# [PASSAGE PROVIDED]
%%

Call for more medical ultrasound research in Australia
The QUT medical physicist who developed a fast, non-invasive way of using ultrasound to assess osteoporotic fracture risk says that ultrasound is the 'unsung hero' of the medical diagnosis and treatment world.
Professor Christian Langton, from QUT's Institute of Health and Biomedical Innovation (IHBI), said ultrasound had for too long been overlooked as the underdog to other imaging methods such MRI, X-ray CT and PET.
"We use ultrasound to monitor the developing foetus in obstetrics, to observe the movement of the heart and blood flow in cardiology, to guide biopsy needles in oncology, and to assess musculoskeletal tissues after an injury, but there could be many other uses," said Professor Langton, who heads the Quantitative Ultrasound Imaging and Characterisation (QUIC) research group at IHBI.
"For example, the IHBI research team is developing a robotic-ultrasound system to track the movement of tumours while radiation therapy is being delivered.
"Radiotherapy, to be effective, needs pinpoint accuracy but we know that tumours can move up to one centimetre through breathing or other involuntary movement, thus letting the radiation miss the tumour and damage healthy tissue instead.
"Another of our research projects is developing a robotic-ultrasound computed tomography or CT scanner that does not use ionising radiation.
"This line of research has tremendous potential for reducing harmful accumulation of ionising radiation from multiple traditional X-ray CT scans, particularly in children."
Professor Langton said ultrasound also had great potential as a treatment tool.
"Ultrasound has been used to break up kidney and gall stones for a long time using a technique termed lithotripsy," he said.
"My team is trying to find a way to enable ultrasound waves to pass through the skull without distortion, which potentially could lead to both brain imaging and the treatment of diseases such as Parkinson's.
"This is probably the most exciting and ground-breaking project of my 35-year research career."
Professor Langton said it was time for research on new medical applications for ultrasound to be reinvigorated in Australia to revive the country's past glory in this field.
"I'm often informed that I'm probably the only academic ultrasound physicist in Australia. It's flattering but also a sad indication of the lack of research interest in this exciting technique," he said.

%%

# [GIVEN ENTRIES]
%%

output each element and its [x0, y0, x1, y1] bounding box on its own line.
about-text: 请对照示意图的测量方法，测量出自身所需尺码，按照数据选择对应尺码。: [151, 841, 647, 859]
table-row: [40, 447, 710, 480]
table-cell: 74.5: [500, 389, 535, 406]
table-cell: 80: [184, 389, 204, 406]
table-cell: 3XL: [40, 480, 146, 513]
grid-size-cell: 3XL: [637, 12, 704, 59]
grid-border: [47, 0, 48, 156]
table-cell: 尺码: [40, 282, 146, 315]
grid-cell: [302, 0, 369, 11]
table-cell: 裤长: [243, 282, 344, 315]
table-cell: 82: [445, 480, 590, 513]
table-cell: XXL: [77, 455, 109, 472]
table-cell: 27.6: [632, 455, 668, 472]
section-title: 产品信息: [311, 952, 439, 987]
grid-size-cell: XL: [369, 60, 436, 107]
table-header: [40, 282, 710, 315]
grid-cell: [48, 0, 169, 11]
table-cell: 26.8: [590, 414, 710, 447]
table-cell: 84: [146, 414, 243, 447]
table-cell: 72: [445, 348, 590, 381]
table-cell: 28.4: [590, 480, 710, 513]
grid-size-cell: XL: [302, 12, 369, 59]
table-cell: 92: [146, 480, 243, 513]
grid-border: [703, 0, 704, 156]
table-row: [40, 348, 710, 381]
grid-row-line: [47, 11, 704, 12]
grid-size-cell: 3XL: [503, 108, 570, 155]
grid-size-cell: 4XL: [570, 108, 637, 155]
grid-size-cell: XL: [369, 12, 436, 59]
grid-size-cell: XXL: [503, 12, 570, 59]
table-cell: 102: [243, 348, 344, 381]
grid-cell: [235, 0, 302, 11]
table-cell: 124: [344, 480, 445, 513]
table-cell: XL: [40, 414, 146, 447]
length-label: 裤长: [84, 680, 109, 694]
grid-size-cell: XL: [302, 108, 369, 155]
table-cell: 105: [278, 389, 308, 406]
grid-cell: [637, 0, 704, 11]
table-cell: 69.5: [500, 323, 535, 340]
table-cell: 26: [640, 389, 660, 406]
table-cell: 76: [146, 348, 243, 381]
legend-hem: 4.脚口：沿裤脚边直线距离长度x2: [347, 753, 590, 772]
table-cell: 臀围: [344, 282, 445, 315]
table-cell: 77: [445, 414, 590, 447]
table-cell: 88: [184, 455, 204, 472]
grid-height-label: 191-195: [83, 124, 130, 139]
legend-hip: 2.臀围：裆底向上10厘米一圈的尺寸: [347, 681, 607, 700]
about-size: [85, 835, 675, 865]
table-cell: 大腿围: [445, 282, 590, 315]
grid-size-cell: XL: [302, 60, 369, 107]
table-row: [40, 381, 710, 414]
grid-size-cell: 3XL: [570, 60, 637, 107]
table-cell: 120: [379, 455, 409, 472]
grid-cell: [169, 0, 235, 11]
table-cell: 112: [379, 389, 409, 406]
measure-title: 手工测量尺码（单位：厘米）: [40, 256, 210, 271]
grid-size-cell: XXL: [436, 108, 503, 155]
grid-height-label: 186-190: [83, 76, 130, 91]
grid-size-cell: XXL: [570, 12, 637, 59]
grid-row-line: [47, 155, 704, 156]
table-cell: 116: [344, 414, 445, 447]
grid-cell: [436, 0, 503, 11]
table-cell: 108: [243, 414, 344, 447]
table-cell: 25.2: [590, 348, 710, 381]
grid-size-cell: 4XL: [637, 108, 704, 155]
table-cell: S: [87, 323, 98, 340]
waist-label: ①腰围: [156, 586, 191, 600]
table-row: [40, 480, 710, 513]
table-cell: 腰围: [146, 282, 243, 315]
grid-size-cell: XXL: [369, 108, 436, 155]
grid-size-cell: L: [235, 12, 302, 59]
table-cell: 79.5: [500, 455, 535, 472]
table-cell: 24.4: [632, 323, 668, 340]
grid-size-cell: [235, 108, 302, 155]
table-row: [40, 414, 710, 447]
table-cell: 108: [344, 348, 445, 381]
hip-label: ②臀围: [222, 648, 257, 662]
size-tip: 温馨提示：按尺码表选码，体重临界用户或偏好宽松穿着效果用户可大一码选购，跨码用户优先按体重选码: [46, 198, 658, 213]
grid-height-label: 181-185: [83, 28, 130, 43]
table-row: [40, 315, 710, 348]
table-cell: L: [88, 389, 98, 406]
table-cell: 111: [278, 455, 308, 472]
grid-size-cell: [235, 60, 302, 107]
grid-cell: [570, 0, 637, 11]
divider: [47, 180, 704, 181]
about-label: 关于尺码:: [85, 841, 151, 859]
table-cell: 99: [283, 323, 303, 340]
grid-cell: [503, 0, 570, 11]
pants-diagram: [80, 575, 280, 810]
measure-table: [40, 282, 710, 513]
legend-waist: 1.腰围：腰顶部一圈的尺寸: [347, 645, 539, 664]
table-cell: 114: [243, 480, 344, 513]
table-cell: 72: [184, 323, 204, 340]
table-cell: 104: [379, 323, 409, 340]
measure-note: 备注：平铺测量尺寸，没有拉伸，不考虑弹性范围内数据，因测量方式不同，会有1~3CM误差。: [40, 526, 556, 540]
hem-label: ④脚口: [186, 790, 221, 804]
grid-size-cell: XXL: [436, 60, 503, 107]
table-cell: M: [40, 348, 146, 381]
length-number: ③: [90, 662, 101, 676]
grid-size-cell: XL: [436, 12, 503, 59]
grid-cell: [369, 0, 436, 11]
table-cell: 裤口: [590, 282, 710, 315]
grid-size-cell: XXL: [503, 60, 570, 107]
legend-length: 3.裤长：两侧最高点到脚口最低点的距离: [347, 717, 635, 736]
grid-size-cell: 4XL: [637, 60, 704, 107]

%%

# [WHAT TO DO]
Rewrite the part of the ultrasound research article from "Professor Christian Langton, from" up to and including "CT and PET.", putting "poor relation" in place of "underdog".

# [ANSWER TO THE PROBLEM]
Professor Christian Langton, from QUT's Institute of Health and Biomedical Innovation (IHBI), said ultrasound had for too long been overlooked as the poor relation to other imaging methods such MRI, X-ray CT and PET.